#### [Problem]
State the number of lines with the string "London" in them, and nothing else.

#### [Data to process]
--

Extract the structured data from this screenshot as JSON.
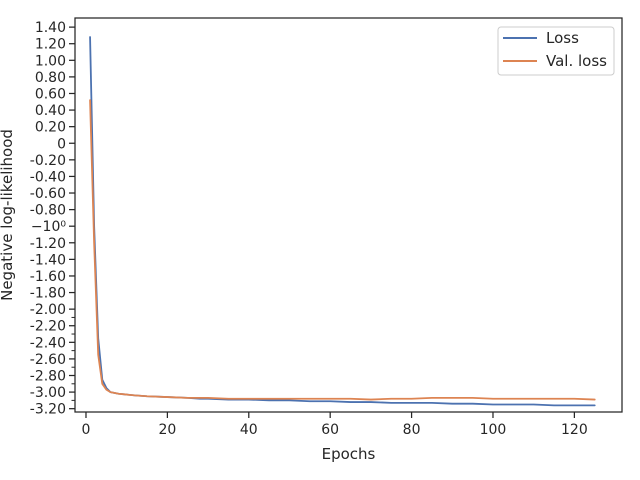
{
  "chart_data": {
    "type": "line",
    "title": "",
    "xlabel": "Epochs",
    "ylabel": "Negative log-likelihood",
    "xlim": [
      -2.7,
      131.7
    ],
    "xticks": [
      0,
      20,
      40,
      60,
      80,
      100,
      120
    ],
    "xtick_labels": [
      "0",
      "20",
      "40",
      "60",
      "80",
      "100",
      "120"
    ],
    "ylim": [
      -3.24,
      1.51
    ],
    "y_ticks": [
      {
        "value": 1.4,
        "label": "1.40"
      },
      {
        "value": 1.2,
        "label": "1.20"
      },
      {
        "value": 1.0,
        "label": "1.00"
      },
      {
        "value": 0.8,
        "label": "0.80"
      },
      {
        "value": 0.6,
        "label": "0.60"
      },
      {
        "value": 0.4,
        "label": "0.40"
      },
      {
        "value": 0.2,
        "label": "0.20"
      },
      {
        "value": 0.0,
        "label": "0"
      },
      {
        "value": -0.2,
        "label": "-0.20"
      },
      {
        "value": -0.4,
        "label": "-0.40"
      },
      {
        "value": -0.6,
        "label": "-0.60"
      },
      {
        "value": -0.8,
        "label": "-0.80"
      },
      {
        "value": -1.0,
        "label": "−10⁰"
      },
      {
        "value": -1.2,
        "label": "-1.20"
      },
      {
        "value": -1.4,
        "label": "-1.40"
      },
      {
        "value": -1.6,
        "label": "-1.60"
      },
      {
        "value": -1.8,
        "label": "-1.80"
      },
      {
        "value": -2.0,
        "label": "-2.00"
      },
      {
        "value": -2.2,
        "label": "-2.20"
      },
      {
        "value": -2.4,
        "label": "-2.40"
      },
      {
        "value": -2.6,
        "label": "-2.60"
      },
      {
        "value": -2.8,
        "label": "-2.80"
      },
      {
        "value": -3.0,
        "label": "-3.00"
      },
      {
        "value": -3.2,
        "label": "-3.20"
      }
    ],
    "y_minor_ticks": [
      -2.1,
      -2.3,
      -2.5,
      -2.7,
      -2.9,
      -3.1
    ],
    "grid": false,
    "legend": {
      "position": "top-right",
      "entries": [
        "Loss",
        "Val. loss"
      ]
    },
    "series": [
      {
        "name": "Loss",
        "color": "#4c72b0",
        "x": [
          1,
          2,
          3,
          4,
          5,
          6,
          8,
          10,
          12,
          15,
          20,
          25,
          28,
          30,
          35,
          40,
          45,
          50,
          55,
          60,
          65,
          70,
          75,
          80,
          85,
          90,
          95,
          100,
          105,
          110,
          115,
          120,
          125
        ],
        "values": [
          1.28,
          -1.0,
          -2.35,
          -2.85,
          -2.95,
          -3.0,
          -3.02,
          -3.03,
          -3.04,
          -3.05,
          -3.06,
          -3.07,
          -3.08,
          -3.08,
          -3.09,
          -3.09,
          -3.1,
          -3.1,
          -3.11,
          -3.11,
          -3.12,
          -3.12,
          -3.13,
          -3.13,
          -3.13,
          -3.14,
          -3.14,
          -3.15,
          -3.15,
          -3.15,
          -3.16,
          -3.16,
          -3.16
        ]
      },
      {
        "name": "Val. loss",
        "color": "#dd8452",
        "x": [
          1,
          2,
          3,
          4,
          5,
          6,
          8,
          10,
          12,
          15,
          20,
          25,
          28,
          30,
          35,
          40,
          45,
          50,
          55,
          60,
          65,
          70,
          75,
          80,
          85,
          90,
          95,
          100,
          105,
          110,
          115,
          120,
          125
        ],
        "values": [
          0.52,
          -1.2,
          -2.55,
          -2.9,
          -2.97,
          -3.0,
          -3.02,
          -3.03,
          -3.04,
          -3.05,
          -3.06,
          -3.07,
          -3.07,
          -3.07,
          -3.08,
          -3.08,
          -3.08,
          -3.08,
          -3.08,
          -3.08,
          -3.08,
          -3.09,
          -3.08,
          -3.08,
          -3.07,
          -3.07,
          -3.07,
          -3.08,
          -3.08,
          -3.08,
          -3.08,
          -3.08,
          -3.09
        ]
      }
    ]
  }
}
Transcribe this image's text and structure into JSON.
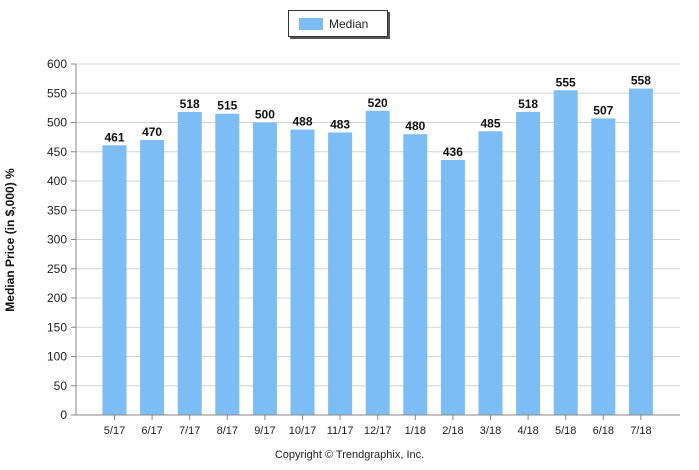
{
  "chart_data": {
    "type": "bar",
    "categories": [
      "5/17",
      "6/17",
      "7/17",
      "8/17",
      "9/17",
      "10/17",
      "11/17",
      "12/17",
      "1/18",
      "2/18",
      "3/18",
      "4/18",
      "5/18",
      "6/18",
      "7/18"
    ],
    "series": [
      {
        "name": "Median",
        "values": [
          461,
          470,
          518,
          515,
          500,
          488,
          483,
          520,
          480,
          436,
          485,
          518,
          555,
          507,
          558
        ]
      }
    ],
    "title": "",
    "xlabel": "",
    "ylabel": "Median Price (in $,000) %",
    "ylim": [
      0,
      600
    ],
    "yticks": [
      0,
      50,
      100,
      150,
      200,
      250,
      300,
      350,
      400,
      450,
      500,
      550,
      600
    ],
    "grid": true,
    "legend_position": "top-center",
    "data_labels": true,
    "bar_color": "#7BBDF4"
  },
  "legend": {
    "label": "Median",
    "color": "#7BBDF4"
  },
  "footer": {
    "copyright": "Copyright © Trendgraphix, Inc."
  }
}
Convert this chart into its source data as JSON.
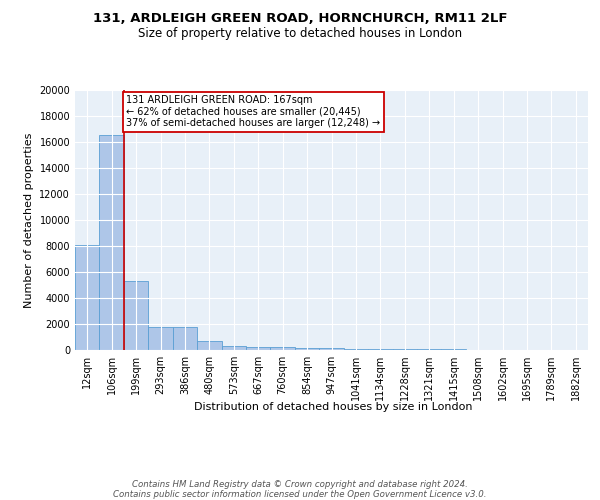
{
  "title1": "131, ARDLEIGH GREEN ROAD, HORNCHURCH, RM11 2LF",
  "title2": "Size of property relative to detached houses in London",
  "xlabel": "Distribution of detached houses by size in London",
  "ylabel": "Number of detached properties",
  "bin_labels": [
    "12sqm",
    "106sqm",
    "199sqm",
    "293sqm",
    "386sqm",
    "480sqm",
    "573sqm",
    "667sqm",
    "760sqm",
    "854sqm",
    "947sqm",
    "1041sqm",
    "1134sqm",
    "1228sqm",
    "1321sqm",
    "1415sqm",
    "1508sqm",
    "1602sqm",
    "1695sqm",
    "1789sqm",
    "1882sqm"
  ],
  "bar_values": [
    8100,
    16500,
    5300,
    1750,
    1750,
    700,
    300,
    220,
    200,
    170,
    130,
    100,
    80,
    60,
    50,
    40,
    30,
    25,
    20,
    15,
    10
  ],
  "bar_color": "#aec6e8",
  "bar_edge_color": "#5a9fd4",
  "bg_color": "#e8f0f8",
  "grid_color": "#ffffff",
  "annotation_text": "131 ARDLEIGH GREEN ROAD: 167sqm\n← 62% of detached houses are smaller (20,445)\n37% of semi-detached houses are larger (12,248) →",
  "vline_x": 1.5,
  "vline_color": "#cc0000",
  "annotation_box_color": "#ffffff",
  "annotation_box_edge": "#cc0000",
  "footer": "Contains HM Land Registry data © Crown copyright and database right 2024.\nContains public sector information licensed under the Open Government Licence v3.0.",
  "ylim": [
    0,
    20000
  ],
  "title1_fontsize": 9.5,
  "title2_fontsize": 8.5,
  "ylabel_fontsize": 8,
  "xlabel_fontsize": 8,
  "tick_fontsize": 7,
  "annotation_fontsize": 7,
  "footer_fontsize": 6.2
}
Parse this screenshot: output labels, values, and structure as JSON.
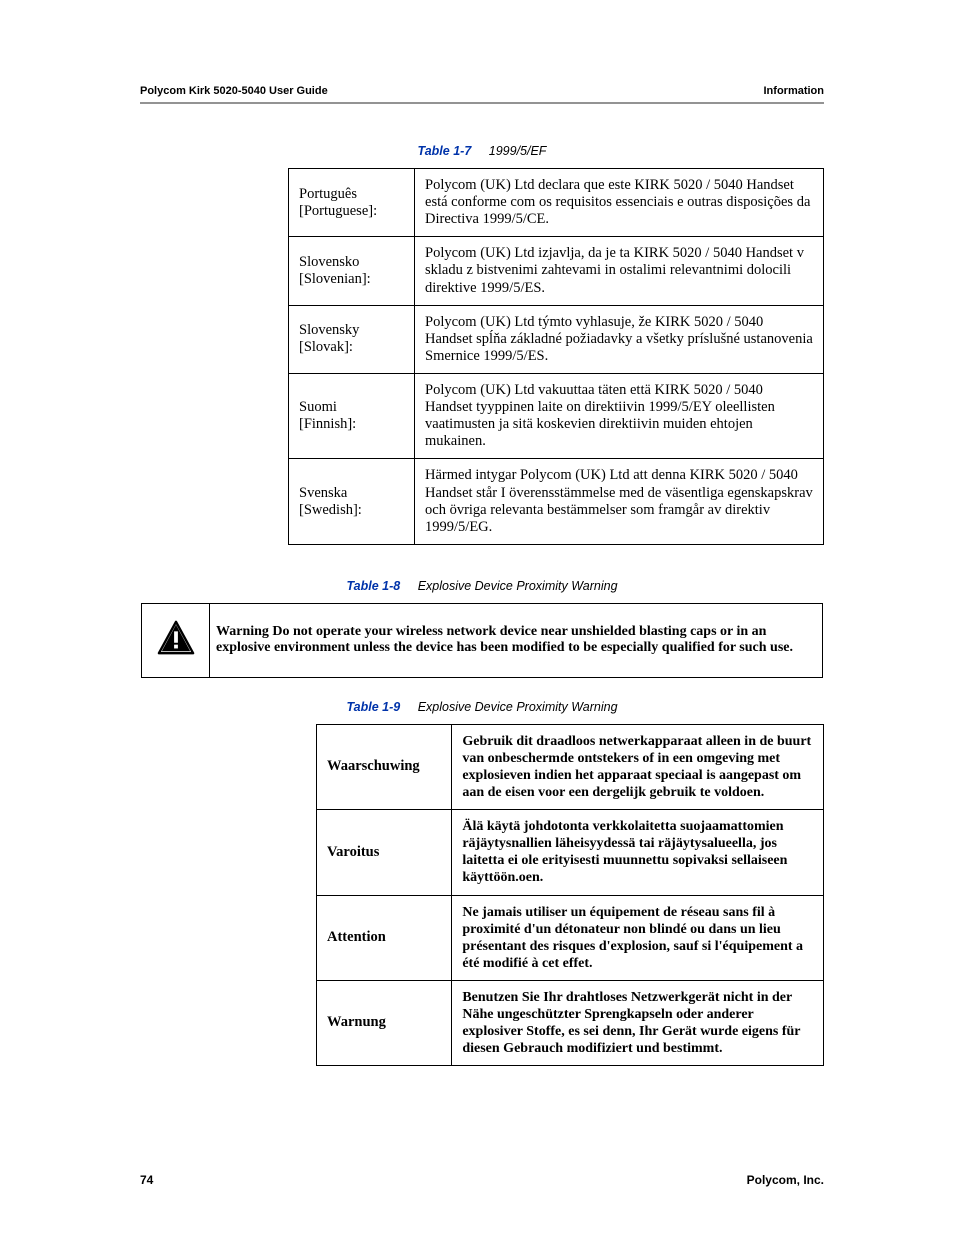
{
  "colors": {
    "text": "#000000",
    "caption_num": "#0033aa",
    "rule": "#939393",
    "background": "#ffffff",
    "border": "#000000"
  },
  "typography": {
    "body_family": "Book Antiqua / Palatino (serif)",
    "sans_family": "Arial / Helvetica",
    "body_size_pt": 11,
    "header_size_pt": 8.5,
    "caption_size_pt": 9.5
  },
  "header": {
    "left": "Polycom Kirk 5020-5040 User Guide",
    "right": "Information"
  },
  "footer": {
    "page_number": "74",
    "company": "Polycom, Inc."
  },
  "table7": {
    "caption_num": "Table 1-7",
    "caption_title": "1999/5/EF",
    "rows": [
      {
        "lang_name": "Português",
        "lang_en": "[Portuguese]:",
        "text": "Polycom (UK) Ltd declara que este KIRK 5020 / 5040 Handset está conforme com os requisitos essenciais e outras disposições da Directiva 1999/5/CE."
      },
      {
        "lang_name": "Slovensko",
        "lang_en": "[Slovenian]:",
        "text": "Polycom (UK) Ltd izjavlja, da je ta KIRK 5020 / 5040 Handset v skladu z bistvenimi zahtevami in ostalimi relevantnimi dolocili direktive 1999/5/ES."
      },
      {
        "lang_name": "Slovensky",
        "lang_en": "[Slovak]:",
        "text": "Polycom (UK) Ltd týmto vyhlasuje, že KIRK 5020 / 5040 Handset spĺňa základné požiadavky a všetky príslušné ustanovenia Smernice 1999/5/ES."
      },
      {
        "lang_name": "Suomi",
        "lang_en": "[Finnish]:",
        "text": "Polycom (UK) Ltd vakuuttaa täten että KIRK 5020 / 5040 Handset tyyppinen laite on direktiivin 1999/5/EY oleellisten vaatimusten ja sitä koskevien direktiivin muiden ehtojen mukainen."
      },
      {
        "lang_name": "Svenska",
        "lang_en": "[Swedish]:",
        "text": "Härmed intygar Polycom (UK) Ltd att denna KIRK 5020 / 5040 Handset står I överensstämmelse med de väsentliga egenskapskrav och övriga relevanta bestämmelser som framgår av direktiv 1999/5/EG."
      }
    ]
  },
  "table8": {
    "caption_num": "Table 1-8",
    "caption_title": "Explosive Device Proximity Warning",
    "icon": "warning-triangle-icon",
    "text": "Warning Do not operate your wireless network device near unshielded blasting caps or in an explosive environment unless the device has been modified to be especially qualified for such use."
  },
  "table9": {
    "caption_num": "Table 1-9",
    "caption_title": "Explosive Device Proximity Warning",
    "rows": [
      {
        "label": "Waarschuwing",
        "text": "Gebruik dit draadloos netwerkapparaat alleen in de buurt van onbeschermde ontstekers of in een omgeving met explosieven indien het apparaat speciaal is aangepast om aan de eisen voor een dergelijk gebruik te voldoen."
      },
      {
        "label": "Varoitus",
        "text": "Älä käytä johdotonta verkkolaitetta suojaamattomien räjäytysnallien läheisyydessä tai räjäytysalueella, jos laitetta ei ole erityisesti muunnettu sopivaksi sellaiseen käyttöön.oen."
      },
      {
        "label": "Attention",
        "text": "Ne jamais utiliser un équipement de réseau sans fil à proximité d'un détonateur non blindé ou dans un lieu présentant des risques d'explosion, sauf si l'équipement a été modifié à cet effet."
      },
      {
        "label": "Warnung",
        "text": "Benutzen Sie Ihr drahtloses Netzwerkgerät nicht in der Nähe ungeschützter Sprengkapseln oder anderer explosiver Stoffe, es sei denn, Ihr Gerät wurde eigens für diesen Gebrauch modifiziert und bestimmt."
      }
    ]
  }
}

--

#### [Output]
2